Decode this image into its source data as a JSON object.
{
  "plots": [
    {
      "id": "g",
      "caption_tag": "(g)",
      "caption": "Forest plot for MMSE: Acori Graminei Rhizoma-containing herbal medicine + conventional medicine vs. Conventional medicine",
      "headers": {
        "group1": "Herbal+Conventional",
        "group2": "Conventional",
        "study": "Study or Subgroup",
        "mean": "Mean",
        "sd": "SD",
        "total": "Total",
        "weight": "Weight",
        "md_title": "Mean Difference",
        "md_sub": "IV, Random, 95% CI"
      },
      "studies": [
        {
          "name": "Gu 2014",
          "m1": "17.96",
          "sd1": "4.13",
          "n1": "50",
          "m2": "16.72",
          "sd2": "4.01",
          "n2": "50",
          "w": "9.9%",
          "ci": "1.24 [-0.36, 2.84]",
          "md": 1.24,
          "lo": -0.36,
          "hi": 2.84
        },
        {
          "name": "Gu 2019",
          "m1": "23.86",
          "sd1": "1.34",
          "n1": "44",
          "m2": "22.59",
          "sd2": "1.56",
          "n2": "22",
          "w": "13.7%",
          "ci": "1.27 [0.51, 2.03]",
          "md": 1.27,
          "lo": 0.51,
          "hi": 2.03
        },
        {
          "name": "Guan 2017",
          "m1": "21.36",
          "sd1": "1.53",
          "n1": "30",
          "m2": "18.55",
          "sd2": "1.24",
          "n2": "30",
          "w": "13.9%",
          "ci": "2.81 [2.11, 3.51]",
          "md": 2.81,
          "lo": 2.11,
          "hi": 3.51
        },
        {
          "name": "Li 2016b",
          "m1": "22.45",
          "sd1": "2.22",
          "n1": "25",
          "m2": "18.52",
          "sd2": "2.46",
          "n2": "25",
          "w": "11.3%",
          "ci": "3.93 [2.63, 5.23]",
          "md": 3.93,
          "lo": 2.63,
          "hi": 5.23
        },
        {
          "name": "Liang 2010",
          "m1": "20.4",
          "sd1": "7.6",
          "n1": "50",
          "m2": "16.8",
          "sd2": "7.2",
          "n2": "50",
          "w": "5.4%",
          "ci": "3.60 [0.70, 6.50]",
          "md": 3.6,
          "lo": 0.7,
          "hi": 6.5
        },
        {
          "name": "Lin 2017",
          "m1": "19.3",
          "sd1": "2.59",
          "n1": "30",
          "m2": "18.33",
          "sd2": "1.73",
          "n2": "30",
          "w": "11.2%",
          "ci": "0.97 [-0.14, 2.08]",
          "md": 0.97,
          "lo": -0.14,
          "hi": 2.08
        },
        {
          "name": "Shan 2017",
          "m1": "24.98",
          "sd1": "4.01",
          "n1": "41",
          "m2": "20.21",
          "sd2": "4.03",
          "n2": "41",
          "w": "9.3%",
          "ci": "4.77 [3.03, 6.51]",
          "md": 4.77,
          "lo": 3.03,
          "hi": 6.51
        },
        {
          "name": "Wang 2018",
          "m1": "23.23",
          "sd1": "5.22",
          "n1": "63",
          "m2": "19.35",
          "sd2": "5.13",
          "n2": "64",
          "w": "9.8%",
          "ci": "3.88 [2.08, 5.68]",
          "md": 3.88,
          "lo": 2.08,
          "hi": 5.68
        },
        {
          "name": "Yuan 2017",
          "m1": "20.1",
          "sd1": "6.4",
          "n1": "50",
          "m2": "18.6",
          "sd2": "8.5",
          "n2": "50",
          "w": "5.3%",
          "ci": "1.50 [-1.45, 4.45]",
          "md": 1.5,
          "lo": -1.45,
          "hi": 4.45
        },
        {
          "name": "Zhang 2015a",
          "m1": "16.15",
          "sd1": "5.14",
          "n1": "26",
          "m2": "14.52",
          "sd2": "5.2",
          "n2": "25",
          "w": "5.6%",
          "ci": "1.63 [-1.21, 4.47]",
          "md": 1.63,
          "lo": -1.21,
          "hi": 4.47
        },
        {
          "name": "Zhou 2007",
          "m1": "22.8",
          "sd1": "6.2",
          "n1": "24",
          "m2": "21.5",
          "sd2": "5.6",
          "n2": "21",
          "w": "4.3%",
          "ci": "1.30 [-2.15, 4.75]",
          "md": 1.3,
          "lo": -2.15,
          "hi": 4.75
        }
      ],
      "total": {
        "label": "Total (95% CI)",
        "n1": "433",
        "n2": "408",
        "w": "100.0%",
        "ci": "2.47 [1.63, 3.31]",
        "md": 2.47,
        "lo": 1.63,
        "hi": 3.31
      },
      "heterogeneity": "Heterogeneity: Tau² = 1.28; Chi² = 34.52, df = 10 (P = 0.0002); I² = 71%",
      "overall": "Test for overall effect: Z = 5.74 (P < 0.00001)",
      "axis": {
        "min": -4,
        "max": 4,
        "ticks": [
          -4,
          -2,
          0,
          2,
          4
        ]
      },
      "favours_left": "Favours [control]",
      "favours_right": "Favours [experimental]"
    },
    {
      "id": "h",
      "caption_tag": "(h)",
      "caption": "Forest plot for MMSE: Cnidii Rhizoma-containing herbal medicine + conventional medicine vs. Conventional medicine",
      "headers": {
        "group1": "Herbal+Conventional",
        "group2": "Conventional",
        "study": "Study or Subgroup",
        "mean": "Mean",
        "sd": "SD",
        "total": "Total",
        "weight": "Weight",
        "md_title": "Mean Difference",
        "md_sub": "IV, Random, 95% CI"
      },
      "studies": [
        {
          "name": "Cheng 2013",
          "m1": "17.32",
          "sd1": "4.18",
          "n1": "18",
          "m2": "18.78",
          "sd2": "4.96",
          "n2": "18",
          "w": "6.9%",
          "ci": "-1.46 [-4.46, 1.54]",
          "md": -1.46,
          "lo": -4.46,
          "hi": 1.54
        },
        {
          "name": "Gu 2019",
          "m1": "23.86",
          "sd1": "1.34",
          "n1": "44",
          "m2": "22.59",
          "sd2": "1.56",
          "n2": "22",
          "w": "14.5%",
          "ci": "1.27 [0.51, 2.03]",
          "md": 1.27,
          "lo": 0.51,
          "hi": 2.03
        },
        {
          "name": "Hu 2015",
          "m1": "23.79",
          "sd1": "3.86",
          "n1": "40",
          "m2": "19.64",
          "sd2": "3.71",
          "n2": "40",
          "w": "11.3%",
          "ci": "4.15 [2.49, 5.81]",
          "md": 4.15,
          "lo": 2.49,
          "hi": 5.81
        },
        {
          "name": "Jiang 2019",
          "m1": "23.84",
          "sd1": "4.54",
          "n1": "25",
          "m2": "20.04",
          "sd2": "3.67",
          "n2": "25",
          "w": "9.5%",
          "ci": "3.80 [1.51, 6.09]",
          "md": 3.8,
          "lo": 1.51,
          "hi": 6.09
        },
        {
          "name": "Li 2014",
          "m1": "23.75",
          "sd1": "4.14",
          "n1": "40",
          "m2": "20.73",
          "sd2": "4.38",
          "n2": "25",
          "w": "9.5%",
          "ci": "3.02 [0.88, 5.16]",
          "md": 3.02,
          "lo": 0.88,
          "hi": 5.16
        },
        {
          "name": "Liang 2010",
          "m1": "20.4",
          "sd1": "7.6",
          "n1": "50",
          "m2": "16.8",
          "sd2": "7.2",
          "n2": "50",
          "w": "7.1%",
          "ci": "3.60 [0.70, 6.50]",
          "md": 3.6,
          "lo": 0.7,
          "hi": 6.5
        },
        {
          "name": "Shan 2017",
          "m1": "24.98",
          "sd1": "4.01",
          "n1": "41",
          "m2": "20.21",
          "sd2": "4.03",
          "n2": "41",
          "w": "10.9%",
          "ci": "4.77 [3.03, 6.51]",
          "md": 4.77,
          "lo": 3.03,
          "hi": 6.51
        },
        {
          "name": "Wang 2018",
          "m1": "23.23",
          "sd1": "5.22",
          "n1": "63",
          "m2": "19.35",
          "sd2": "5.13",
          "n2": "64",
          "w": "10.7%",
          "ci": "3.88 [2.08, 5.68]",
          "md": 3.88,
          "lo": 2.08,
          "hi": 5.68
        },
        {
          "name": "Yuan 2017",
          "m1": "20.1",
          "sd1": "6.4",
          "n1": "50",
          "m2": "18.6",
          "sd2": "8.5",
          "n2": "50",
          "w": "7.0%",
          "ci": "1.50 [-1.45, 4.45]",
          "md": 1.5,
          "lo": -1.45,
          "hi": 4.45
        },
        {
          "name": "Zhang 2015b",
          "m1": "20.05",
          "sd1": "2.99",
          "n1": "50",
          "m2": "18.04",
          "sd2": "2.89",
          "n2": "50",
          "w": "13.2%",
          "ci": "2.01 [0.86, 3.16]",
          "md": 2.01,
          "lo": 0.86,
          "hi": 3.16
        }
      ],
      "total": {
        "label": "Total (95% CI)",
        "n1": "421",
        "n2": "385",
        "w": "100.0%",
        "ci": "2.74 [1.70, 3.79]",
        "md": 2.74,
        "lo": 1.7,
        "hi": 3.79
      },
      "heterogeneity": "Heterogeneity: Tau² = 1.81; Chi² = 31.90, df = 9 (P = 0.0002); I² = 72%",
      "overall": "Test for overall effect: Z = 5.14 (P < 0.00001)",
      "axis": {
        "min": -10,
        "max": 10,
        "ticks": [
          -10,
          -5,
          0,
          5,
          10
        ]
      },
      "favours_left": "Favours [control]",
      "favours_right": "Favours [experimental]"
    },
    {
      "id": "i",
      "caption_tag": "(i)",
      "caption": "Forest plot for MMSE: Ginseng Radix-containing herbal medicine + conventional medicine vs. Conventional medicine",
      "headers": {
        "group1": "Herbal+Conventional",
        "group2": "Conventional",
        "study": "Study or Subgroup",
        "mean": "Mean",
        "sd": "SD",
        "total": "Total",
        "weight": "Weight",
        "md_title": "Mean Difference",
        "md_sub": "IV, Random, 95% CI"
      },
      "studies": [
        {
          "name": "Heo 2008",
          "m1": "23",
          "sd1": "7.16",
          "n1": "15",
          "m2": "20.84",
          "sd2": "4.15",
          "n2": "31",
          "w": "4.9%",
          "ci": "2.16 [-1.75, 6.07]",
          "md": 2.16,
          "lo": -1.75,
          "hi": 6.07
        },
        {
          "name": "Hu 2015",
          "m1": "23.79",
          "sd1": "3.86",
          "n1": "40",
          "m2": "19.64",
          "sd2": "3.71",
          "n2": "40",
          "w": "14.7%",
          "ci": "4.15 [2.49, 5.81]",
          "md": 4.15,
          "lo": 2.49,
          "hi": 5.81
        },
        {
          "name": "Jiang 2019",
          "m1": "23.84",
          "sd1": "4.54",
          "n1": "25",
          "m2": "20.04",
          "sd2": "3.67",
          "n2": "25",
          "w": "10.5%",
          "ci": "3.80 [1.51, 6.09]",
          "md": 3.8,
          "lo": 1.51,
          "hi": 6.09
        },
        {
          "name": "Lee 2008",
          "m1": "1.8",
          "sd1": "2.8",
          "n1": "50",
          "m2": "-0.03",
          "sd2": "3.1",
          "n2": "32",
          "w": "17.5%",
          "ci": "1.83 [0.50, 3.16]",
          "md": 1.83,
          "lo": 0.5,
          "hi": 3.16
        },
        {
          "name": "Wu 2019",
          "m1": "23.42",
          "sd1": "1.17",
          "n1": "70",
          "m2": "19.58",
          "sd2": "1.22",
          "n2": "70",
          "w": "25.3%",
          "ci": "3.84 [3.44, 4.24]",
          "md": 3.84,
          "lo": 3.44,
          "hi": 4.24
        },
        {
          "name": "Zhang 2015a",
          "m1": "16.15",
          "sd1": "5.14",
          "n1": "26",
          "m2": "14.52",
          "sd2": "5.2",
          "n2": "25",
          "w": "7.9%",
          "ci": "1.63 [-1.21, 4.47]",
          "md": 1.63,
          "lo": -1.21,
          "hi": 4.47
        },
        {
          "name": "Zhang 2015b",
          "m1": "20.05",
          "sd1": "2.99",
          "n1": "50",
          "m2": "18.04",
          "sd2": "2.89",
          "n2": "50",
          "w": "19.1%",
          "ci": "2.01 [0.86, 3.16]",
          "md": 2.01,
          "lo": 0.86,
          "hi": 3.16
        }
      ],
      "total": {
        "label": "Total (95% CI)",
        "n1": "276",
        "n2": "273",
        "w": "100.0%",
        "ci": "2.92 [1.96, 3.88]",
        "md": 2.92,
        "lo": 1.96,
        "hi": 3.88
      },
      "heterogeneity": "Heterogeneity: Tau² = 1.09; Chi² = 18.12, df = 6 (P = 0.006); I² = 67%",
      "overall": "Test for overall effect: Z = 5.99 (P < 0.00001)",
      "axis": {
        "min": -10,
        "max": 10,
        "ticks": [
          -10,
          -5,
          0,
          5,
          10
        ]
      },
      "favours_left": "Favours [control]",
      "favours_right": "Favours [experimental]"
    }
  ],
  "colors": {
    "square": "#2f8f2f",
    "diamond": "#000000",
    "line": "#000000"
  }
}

━━━━━━━━

#### TASK TO COMPLETE:
Scan the data for the word "Chi²" and copy every line where it shows up.

#### EXERCISE RESULT:
      "heterogeneity": "Heterogeneity: Tau² = 1.28; Chi² = 34.52, df = 10 (P = 0.0002); I² = 71%",
      "heterogeneity": "Heterogeneity: Tau² = 1.81; Chi² = 31.90, df = 9 (P = 0.0002); I² = 72%",
      "heterogeneity": "Heterogeneity: Tau² = 1.09; Chi² = 18.12, df = 6 (P = 0.006); I² = 67%",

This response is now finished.